Written problem: In the entries below, find every line holding the string "name" and collect it.

Stored records:
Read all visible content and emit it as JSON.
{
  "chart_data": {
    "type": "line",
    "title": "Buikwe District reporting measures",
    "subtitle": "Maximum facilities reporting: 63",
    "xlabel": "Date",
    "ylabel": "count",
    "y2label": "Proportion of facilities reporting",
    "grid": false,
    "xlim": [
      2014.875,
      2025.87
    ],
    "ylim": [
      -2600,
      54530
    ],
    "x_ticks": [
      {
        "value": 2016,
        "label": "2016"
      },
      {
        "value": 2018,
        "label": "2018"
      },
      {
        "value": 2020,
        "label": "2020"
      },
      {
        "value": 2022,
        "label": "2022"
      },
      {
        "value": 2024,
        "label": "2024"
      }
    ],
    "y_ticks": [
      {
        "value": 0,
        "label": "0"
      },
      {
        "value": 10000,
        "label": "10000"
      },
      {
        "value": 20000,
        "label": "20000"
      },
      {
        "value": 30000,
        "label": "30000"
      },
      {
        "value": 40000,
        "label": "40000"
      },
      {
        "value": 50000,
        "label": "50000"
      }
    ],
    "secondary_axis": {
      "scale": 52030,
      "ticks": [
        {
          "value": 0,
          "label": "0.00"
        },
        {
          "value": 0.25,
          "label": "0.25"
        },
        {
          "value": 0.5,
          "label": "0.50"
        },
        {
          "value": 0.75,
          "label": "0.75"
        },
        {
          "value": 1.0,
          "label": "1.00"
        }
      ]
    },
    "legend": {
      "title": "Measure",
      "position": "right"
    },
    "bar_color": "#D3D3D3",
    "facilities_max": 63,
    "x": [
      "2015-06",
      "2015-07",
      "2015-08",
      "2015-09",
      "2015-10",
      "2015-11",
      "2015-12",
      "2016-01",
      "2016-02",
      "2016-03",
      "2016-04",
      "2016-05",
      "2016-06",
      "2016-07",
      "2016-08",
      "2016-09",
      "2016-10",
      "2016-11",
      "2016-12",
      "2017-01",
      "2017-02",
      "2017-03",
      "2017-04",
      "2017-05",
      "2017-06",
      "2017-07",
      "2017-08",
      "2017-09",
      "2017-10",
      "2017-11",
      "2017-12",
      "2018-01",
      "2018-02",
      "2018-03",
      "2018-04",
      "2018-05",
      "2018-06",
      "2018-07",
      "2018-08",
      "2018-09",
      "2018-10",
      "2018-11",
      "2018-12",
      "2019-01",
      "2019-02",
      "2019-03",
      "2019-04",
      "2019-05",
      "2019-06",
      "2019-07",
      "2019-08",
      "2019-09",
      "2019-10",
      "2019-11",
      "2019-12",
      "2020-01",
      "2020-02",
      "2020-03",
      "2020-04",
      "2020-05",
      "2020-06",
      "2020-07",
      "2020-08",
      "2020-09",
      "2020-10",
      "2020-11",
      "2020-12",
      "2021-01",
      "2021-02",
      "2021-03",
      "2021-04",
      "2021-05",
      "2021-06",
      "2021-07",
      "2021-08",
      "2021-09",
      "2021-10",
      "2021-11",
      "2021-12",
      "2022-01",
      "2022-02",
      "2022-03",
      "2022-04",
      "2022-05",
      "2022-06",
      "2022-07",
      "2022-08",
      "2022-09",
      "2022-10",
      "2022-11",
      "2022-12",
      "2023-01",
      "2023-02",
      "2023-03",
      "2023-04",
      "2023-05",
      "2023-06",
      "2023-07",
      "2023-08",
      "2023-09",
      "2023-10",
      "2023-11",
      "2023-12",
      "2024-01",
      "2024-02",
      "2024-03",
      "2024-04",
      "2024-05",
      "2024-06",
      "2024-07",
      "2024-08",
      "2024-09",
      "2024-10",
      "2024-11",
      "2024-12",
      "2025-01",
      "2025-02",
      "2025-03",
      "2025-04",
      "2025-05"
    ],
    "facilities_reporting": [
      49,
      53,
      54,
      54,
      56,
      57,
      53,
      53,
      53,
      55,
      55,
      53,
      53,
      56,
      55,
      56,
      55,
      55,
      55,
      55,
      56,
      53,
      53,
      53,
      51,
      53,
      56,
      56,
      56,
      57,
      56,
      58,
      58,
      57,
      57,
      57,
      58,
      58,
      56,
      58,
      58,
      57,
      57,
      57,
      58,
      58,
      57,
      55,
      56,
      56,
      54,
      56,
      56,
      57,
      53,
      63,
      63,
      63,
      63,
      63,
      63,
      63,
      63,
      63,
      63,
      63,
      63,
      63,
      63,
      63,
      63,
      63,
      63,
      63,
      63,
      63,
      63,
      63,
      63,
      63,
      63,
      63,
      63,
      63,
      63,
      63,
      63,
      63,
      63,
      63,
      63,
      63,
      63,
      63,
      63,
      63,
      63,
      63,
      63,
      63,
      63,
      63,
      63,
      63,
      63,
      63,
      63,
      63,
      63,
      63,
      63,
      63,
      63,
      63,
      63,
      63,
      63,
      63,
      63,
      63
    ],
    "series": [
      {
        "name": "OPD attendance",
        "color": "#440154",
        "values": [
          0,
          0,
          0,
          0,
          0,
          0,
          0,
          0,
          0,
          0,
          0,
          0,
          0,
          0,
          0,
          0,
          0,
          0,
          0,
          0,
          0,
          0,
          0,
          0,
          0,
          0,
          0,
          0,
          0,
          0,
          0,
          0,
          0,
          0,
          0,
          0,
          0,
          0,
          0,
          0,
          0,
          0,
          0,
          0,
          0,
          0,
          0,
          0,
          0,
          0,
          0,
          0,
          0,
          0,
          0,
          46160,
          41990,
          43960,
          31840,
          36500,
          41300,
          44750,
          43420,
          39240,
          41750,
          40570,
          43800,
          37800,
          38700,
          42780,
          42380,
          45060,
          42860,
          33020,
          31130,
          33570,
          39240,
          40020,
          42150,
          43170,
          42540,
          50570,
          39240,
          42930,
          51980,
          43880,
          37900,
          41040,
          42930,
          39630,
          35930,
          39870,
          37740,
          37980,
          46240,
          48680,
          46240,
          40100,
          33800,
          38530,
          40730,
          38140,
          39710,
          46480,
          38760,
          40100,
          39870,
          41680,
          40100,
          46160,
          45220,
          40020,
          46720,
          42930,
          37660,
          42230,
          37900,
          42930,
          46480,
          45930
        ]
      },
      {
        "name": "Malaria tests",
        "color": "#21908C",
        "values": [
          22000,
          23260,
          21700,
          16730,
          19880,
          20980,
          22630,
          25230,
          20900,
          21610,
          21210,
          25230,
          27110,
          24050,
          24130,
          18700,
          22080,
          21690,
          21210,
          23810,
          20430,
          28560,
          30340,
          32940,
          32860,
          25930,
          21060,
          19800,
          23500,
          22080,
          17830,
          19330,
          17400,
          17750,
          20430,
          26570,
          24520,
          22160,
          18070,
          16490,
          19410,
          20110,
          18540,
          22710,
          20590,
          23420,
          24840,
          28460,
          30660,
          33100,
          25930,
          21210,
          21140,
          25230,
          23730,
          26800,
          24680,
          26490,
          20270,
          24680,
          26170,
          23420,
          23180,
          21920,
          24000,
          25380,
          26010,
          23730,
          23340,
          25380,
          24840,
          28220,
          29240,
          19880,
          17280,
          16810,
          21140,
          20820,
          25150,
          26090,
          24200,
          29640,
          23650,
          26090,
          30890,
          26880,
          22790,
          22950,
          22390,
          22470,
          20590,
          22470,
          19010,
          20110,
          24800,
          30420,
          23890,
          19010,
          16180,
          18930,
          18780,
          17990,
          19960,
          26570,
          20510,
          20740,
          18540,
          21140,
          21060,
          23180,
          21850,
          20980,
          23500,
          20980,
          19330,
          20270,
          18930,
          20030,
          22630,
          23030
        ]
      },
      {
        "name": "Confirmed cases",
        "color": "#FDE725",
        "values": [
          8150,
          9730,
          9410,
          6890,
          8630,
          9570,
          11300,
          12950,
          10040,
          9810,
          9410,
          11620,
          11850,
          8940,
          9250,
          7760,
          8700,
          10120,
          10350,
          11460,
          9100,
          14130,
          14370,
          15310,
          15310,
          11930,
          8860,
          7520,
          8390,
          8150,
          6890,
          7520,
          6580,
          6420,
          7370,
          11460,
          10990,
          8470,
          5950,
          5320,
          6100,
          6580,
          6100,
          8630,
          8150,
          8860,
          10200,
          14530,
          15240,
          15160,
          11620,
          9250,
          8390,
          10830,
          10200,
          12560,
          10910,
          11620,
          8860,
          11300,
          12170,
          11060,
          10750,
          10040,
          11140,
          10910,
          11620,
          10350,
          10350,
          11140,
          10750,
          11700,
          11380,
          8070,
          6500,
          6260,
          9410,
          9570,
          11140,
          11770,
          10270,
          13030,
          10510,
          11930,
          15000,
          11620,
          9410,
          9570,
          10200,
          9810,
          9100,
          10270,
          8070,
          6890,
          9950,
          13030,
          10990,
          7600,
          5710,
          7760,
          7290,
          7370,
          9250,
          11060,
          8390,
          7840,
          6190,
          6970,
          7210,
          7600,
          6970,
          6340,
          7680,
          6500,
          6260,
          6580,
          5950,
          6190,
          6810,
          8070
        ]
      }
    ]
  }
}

Output for this task:
        "name": "OPD attendance",
        "name": "Malaria tests",
        "name": "Confirmed cases",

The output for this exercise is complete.